— start of Data for the task —

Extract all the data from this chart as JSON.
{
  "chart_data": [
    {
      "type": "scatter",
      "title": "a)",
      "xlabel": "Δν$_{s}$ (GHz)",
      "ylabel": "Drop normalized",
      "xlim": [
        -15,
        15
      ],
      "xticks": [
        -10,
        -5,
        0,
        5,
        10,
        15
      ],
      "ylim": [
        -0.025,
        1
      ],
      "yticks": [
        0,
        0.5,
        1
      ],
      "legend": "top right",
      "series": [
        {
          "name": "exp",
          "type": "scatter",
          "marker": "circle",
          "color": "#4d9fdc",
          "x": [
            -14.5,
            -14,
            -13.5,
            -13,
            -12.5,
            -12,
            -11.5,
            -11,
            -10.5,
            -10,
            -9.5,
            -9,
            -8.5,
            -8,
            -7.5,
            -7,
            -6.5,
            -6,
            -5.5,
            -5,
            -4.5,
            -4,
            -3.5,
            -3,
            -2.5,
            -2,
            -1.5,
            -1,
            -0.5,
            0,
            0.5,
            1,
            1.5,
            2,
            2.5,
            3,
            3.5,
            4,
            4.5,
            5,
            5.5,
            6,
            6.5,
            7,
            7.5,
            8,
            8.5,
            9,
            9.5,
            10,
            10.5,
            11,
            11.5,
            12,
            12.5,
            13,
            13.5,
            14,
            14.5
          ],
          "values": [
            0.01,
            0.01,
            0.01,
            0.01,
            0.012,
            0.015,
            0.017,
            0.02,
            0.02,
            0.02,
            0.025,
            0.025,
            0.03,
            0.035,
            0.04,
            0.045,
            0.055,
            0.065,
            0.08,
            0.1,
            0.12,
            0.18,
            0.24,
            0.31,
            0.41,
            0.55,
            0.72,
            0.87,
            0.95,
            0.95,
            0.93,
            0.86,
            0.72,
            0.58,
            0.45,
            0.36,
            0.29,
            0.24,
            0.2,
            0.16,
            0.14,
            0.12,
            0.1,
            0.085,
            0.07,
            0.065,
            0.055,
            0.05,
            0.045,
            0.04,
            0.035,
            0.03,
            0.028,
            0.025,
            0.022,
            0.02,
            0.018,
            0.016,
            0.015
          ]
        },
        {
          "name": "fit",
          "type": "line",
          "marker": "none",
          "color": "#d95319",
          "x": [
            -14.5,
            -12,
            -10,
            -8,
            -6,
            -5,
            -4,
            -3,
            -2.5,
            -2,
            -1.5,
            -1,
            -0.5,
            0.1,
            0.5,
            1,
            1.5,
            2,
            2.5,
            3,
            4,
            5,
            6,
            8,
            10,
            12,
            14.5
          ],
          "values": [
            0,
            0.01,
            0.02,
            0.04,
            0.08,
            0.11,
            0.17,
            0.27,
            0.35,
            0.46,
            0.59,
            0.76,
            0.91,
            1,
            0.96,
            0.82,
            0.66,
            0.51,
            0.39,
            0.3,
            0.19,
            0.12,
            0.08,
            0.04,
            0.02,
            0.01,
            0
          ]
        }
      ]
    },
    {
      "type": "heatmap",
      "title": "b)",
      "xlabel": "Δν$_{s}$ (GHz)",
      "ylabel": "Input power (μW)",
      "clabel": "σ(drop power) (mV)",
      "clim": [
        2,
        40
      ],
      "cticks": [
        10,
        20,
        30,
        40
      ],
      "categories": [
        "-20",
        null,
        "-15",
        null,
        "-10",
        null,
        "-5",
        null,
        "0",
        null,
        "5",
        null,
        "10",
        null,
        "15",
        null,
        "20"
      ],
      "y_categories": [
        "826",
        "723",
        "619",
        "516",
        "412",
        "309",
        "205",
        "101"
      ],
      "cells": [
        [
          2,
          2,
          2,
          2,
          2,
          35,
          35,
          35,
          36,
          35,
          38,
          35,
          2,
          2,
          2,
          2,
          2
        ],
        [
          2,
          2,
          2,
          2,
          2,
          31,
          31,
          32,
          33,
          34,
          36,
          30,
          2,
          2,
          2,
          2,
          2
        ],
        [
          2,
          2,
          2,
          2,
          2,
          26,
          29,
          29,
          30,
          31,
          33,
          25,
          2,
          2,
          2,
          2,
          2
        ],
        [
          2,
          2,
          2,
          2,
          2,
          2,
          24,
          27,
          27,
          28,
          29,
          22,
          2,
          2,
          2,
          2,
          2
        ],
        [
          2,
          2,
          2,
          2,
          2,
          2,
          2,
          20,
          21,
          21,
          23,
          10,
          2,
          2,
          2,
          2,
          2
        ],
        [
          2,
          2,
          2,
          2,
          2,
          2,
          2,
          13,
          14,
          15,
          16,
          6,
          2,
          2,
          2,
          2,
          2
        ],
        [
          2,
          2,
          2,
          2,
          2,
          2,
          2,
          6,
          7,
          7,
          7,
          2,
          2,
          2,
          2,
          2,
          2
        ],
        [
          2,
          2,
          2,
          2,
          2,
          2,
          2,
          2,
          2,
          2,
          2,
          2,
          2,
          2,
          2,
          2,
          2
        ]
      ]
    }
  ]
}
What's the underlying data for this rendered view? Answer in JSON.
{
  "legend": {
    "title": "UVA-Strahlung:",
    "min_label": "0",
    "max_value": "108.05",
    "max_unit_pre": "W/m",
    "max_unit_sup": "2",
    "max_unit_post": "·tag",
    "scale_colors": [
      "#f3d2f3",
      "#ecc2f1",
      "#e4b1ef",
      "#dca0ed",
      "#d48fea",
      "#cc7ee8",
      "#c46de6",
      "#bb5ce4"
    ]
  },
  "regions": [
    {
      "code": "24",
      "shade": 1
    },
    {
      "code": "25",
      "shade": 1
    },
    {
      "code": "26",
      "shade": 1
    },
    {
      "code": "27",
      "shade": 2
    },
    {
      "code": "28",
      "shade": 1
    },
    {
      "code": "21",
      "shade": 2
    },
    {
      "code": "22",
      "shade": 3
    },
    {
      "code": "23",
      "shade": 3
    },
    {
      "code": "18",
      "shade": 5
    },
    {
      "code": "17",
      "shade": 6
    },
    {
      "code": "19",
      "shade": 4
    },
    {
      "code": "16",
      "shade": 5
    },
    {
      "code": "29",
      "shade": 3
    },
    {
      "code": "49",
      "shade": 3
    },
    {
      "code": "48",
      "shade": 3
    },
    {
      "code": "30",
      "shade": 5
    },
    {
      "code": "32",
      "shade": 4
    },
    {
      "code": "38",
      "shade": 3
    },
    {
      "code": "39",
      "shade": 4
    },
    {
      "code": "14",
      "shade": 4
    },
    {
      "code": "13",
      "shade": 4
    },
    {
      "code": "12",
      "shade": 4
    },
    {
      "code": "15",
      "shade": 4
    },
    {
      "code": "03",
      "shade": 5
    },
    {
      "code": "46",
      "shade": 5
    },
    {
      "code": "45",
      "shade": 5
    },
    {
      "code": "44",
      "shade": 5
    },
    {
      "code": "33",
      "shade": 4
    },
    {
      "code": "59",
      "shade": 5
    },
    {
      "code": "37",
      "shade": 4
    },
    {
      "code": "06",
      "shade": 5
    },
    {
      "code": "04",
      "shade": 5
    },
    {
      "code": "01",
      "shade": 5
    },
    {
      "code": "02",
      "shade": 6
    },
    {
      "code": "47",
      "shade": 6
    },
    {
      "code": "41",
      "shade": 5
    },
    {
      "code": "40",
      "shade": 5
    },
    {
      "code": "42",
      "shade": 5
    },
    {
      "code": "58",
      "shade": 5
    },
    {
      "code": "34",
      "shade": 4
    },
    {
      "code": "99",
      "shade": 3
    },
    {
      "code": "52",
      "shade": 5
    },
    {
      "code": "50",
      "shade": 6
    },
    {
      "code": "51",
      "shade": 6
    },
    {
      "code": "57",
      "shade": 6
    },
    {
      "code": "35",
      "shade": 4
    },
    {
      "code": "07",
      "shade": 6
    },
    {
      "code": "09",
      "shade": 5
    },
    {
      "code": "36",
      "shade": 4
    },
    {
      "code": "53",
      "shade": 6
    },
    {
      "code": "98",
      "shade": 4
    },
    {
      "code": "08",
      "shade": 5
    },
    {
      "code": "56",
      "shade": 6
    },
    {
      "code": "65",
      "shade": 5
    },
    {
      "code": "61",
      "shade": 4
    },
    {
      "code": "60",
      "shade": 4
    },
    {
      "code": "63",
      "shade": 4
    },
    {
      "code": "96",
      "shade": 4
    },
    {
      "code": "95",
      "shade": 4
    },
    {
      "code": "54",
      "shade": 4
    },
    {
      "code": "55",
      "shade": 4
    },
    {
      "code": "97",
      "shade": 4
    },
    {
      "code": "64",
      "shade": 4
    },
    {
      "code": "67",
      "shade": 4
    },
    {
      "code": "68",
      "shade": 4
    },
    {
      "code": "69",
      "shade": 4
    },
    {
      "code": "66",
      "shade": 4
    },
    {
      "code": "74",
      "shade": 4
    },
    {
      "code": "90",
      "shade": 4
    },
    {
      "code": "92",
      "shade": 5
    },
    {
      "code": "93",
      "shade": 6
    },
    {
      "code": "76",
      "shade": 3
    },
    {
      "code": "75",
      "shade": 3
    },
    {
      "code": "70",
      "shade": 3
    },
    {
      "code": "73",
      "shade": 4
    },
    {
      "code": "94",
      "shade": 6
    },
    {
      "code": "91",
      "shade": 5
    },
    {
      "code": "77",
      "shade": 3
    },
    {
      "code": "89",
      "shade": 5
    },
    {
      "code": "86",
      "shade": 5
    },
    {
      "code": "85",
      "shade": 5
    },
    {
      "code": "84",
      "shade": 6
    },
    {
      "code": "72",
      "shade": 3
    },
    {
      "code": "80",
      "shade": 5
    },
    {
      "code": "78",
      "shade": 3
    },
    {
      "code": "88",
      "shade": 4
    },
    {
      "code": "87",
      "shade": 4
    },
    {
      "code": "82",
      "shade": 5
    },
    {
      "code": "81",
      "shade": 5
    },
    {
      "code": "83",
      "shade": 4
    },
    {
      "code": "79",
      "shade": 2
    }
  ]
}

— end of Data for the task —

## What to produce
From the entries above, copy every line where the word "this" shows up.

## Exercise result
Extract all the data from this chart as JSON.
What's the underlying data for this rendered view? Answer in JSON.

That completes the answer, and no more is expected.